Extract each line containing the string "JSON".

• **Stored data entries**
________________

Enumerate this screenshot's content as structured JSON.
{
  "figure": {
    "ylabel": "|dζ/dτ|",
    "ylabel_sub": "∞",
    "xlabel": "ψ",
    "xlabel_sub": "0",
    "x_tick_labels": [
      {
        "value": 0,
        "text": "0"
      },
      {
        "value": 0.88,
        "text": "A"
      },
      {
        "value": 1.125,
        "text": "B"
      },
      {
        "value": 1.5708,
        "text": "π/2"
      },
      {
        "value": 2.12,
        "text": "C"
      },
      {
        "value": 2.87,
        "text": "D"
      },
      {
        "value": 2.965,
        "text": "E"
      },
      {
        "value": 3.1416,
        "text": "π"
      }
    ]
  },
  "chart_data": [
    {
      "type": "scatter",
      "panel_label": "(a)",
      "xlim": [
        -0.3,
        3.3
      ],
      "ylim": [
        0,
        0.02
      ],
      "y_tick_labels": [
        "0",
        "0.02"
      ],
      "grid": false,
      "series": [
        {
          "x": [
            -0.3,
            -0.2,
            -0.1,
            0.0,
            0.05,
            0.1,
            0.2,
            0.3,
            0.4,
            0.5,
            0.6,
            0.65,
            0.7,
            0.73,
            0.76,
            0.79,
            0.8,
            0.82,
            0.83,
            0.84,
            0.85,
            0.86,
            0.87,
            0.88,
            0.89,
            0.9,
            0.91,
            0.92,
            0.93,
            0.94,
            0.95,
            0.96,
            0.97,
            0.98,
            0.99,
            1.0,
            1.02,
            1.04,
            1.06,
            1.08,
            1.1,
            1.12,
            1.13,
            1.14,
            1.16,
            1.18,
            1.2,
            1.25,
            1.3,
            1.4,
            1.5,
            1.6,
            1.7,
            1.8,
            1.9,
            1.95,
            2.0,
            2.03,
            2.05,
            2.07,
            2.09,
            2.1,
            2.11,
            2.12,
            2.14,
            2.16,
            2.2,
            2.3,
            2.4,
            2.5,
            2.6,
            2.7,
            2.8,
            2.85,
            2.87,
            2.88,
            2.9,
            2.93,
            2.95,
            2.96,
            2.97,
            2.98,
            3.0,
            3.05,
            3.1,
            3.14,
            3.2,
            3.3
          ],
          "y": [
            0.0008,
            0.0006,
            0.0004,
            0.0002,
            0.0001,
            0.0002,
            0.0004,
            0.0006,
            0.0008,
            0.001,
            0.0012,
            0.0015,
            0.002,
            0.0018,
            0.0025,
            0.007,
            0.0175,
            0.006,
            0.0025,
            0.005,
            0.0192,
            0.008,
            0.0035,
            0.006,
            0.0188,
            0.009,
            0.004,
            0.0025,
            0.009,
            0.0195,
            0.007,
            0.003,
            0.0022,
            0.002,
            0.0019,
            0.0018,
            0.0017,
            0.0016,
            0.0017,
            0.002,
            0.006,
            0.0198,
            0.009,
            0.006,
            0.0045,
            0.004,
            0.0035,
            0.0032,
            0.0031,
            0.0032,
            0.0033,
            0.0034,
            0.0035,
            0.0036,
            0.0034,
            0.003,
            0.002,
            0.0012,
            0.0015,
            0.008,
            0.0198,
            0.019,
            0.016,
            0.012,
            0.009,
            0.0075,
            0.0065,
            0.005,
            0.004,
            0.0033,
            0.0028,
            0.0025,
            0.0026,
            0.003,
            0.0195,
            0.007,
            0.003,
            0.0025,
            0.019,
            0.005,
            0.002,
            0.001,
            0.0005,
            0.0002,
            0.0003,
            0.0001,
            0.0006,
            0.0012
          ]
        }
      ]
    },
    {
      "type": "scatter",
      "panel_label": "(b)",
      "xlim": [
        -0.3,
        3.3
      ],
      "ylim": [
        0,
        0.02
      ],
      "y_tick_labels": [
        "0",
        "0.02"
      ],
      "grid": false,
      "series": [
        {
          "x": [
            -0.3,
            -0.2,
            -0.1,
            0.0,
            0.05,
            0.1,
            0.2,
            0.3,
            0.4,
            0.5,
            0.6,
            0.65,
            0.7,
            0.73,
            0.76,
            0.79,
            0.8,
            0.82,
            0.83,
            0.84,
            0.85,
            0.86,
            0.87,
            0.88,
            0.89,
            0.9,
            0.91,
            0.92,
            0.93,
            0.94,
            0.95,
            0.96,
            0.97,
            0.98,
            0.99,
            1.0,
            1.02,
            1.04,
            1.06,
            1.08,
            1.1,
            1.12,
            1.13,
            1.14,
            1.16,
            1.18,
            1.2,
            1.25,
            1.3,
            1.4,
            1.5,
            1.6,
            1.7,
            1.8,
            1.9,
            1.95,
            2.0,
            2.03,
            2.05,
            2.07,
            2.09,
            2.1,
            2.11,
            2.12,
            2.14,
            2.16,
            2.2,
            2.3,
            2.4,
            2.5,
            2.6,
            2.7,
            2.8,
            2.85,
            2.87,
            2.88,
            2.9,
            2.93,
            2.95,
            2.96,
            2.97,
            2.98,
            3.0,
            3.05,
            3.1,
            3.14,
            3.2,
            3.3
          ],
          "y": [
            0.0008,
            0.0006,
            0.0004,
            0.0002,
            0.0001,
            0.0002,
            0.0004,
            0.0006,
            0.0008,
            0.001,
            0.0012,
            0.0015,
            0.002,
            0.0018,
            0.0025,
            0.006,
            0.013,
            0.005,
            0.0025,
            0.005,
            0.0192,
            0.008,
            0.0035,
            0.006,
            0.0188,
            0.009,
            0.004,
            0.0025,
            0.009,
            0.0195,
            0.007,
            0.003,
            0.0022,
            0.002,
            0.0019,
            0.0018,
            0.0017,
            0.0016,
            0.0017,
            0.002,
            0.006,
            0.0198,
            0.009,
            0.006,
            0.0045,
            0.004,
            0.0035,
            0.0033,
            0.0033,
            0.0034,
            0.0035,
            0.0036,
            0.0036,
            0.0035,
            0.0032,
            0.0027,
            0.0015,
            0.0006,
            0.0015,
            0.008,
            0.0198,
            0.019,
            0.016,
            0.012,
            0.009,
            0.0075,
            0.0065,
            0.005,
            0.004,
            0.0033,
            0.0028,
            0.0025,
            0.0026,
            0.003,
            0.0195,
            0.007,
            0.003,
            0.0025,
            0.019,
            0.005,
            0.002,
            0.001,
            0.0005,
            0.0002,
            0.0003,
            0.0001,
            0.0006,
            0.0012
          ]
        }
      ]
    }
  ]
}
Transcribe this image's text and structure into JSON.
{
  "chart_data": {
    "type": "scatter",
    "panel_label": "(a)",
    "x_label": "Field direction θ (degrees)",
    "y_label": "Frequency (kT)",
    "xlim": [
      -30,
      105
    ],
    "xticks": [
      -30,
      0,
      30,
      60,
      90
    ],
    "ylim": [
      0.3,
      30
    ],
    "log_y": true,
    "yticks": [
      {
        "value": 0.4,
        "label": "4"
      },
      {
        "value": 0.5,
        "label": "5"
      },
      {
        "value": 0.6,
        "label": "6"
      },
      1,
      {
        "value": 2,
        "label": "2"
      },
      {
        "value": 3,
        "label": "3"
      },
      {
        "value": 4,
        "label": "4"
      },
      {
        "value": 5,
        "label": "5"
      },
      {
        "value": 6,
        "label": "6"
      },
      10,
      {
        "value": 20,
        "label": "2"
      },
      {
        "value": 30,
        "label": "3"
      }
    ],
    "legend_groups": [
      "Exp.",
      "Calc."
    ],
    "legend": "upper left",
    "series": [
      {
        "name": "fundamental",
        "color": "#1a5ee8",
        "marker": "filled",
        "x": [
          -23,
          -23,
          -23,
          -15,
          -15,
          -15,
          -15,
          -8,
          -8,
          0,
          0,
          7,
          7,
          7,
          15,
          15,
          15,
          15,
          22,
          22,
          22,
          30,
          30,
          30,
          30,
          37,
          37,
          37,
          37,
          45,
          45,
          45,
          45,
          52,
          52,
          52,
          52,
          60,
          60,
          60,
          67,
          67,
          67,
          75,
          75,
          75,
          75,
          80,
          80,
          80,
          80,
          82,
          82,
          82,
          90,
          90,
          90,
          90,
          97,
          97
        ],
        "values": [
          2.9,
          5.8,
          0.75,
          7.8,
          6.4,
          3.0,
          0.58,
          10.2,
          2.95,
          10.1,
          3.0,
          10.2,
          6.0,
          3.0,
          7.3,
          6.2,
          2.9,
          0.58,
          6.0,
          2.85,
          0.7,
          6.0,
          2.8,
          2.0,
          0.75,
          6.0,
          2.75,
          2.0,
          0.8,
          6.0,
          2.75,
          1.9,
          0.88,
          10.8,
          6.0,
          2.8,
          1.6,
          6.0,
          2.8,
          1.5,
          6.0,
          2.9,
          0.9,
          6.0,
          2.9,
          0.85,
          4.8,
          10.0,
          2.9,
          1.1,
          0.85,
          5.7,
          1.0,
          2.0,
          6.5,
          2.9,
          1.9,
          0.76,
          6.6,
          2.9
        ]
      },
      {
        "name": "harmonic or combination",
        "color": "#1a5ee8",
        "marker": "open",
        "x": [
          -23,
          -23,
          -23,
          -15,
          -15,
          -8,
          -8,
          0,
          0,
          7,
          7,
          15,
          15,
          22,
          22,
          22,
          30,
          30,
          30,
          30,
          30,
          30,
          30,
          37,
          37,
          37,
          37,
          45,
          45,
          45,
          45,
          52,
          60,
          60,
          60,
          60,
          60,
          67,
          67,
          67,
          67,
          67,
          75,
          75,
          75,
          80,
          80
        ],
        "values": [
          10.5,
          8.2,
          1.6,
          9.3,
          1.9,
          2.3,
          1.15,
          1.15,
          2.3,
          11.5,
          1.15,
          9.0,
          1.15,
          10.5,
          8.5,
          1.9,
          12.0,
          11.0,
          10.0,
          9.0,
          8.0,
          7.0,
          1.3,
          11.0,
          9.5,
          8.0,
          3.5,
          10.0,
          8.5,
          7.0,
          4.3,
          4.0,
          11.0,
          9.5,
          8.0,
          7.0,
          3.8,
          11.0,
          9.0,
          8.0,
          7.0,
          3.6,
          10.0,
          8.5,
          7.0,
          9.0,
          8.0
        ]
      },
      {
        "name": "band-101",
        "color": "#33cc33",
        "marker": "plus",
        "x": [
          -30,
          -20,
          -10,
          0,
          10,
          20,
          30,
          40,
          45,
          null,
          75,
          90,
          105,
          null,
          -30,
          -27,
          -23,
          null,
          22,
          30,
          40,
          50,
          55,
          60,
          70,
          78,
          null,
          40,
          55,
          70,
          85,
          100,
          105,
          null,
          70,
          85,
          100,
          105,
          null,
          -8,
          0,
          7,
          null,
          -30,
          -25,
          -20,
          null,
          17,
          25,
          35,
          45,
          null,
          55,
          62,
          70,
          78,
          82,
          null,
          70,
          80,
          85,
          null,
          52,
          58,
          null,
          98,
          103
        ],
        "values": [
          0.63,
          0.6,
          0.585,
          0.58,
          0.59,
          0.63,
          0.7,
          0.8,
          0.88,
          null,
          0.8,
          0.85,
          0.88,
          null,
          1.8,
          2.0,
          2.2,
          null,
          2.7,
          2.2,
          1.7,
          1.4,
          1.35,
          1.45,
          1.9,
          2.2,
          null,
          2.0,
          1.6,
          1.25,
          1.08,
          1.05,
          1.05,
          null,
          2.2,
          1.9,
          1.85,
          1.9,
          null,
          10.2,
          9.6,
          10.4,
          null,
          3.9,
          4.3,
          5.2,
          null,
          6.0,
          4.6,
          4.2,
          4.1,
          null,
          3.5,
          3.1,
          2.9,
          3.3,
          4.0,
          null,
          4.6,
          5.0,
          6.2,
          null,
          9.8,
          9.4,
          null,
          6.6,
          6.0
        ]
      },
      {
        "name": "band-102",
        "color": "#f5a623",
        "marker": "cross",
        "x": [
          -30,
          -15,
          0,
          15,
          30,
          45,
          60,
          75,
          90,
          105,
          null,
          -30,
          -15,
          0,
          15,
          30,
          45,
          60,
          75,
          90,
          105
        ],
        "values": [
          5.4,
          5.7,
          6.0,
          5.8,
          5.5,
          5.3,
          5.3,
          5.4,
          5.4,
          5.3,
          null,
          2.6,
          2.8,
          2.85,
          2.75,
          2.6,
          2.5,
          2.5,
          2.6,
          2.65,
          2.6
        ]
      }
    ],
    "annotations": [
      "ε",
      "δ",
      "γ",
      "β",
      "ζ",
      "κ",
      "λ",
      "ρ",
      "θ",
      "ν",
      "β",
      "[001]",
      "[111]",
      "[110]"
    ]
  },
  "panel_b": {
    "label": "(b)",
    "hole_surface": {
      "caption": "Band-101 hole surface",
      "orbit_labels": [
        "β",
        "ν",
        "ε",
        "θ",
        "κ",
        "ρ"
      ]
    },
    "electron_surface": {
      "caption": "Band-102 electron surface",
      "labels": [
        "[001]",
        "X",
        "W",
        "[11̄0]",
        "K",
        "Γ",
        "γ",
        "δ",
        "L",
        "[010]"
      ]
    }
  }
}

________________

• **Expected answer**
Enumerate this screenshot's content as structured JSON.
Transcribe this image's text and structure into JSON.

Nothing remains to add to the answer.